Data items:
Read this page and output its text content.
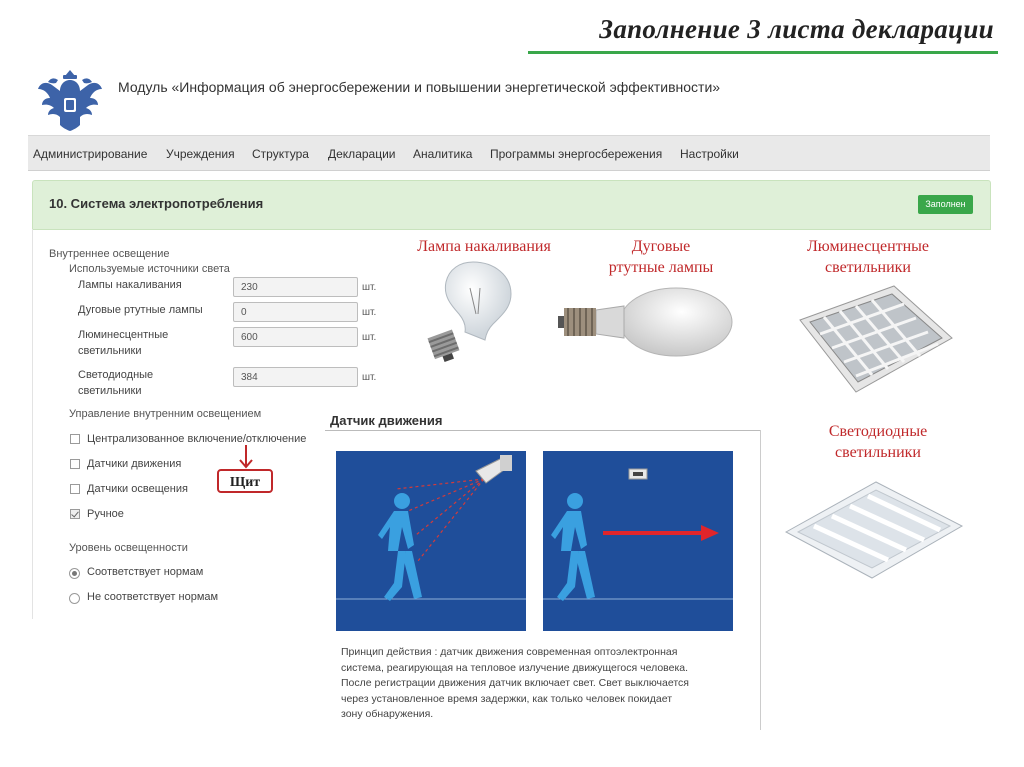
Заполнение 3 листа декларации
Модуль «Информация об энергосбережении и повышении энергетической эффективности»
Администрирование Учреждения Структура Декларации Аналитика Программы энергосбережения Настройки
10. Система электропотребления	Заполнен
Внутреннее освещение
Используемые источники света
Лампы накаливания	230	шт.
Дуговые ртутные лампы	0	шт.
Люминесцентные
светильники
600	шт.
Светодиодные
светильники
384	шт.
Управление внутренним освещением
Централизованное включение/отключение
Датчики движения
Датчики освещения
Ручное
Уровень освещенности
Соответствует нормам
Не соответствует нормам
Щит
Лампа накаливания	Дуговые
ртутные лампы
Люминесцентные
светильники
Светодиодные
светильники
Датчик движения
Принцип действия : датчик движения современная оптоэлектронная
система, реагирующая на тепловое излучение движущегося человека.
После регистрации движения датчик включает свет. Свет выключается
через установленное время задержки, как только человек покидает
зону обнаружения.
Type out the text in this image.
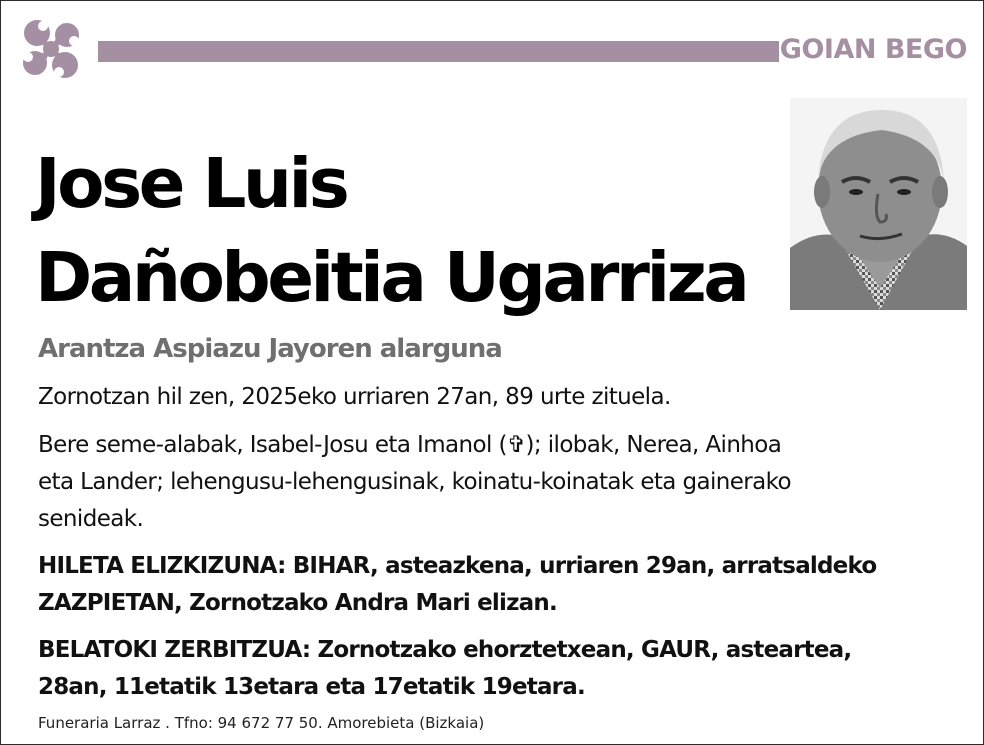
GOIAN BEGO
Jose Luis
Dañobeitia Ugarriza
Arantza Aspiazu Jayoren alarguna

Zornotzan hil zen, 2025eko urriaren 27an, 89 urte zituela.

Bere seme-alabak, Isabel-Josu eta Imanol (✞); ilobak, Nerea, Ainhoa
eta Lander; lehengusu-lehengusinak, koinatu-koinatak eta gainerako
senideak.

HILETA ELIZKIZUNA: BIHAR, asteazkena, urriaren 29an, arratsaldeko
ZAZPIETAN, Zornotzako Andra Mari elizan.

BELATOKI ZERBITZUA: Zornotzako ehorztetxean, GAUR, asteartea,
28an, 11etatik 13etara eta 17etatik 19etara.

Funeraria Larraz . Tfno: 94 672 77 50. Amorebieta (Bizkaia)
==
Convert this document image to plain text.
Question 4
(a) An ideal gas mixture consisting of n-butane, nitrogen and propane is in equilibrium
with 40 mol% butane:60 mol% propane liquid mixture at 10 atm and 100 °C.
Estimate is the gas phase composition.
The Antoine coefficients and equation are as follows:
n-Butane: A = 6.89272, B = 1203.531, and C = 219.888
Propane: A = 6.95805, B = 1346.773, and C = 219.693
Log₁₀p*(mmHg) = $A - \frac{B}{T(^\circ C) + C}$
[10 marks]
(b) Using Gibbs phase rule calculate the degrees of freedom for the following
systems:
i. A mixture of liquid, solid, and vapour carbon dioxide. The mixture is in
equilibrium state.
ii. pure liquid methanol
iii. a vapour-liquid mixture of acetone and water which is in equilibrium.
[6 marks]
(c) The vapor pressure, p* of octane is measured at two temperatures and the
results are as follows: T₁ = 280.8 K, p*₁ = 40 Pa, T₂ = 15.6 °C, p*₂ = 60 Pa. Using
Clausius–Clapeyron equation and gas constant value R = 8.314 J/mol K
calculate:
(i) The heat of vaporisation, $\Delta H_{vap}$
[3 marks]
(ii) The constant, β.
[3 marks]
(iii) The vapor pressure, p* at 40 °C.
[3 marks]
--
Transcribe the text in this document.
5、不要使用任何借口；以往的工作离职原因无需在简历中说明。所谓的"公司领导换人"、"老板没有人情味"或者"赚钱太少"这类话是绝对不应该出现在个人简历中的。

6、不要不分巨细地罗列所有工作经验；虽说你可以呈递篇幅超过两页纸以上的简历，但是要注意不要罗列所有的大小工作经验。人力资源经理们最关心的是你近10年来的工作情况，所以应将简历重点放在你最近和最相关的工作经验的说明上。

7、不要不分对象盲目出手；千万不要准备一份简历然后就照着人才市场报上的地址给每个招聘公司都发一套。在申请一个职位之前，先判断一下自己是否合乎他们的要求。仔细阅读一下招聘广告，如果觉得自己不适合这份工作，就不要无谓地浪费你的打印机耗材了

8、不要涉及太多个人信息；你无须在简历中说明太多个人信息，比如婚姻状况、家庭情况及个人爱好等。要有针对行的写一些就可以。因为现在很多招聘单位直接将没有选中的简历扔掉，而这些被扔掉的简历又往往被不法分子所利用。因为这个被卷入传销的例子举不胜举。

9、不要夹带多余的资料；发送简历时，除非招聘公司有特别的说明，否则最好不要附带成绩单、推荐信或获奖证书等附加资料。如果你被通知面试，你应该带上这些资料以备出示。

_Aim of the task_:
Give only the number of lines above that hold the string "text".

_Solution to this task_:
4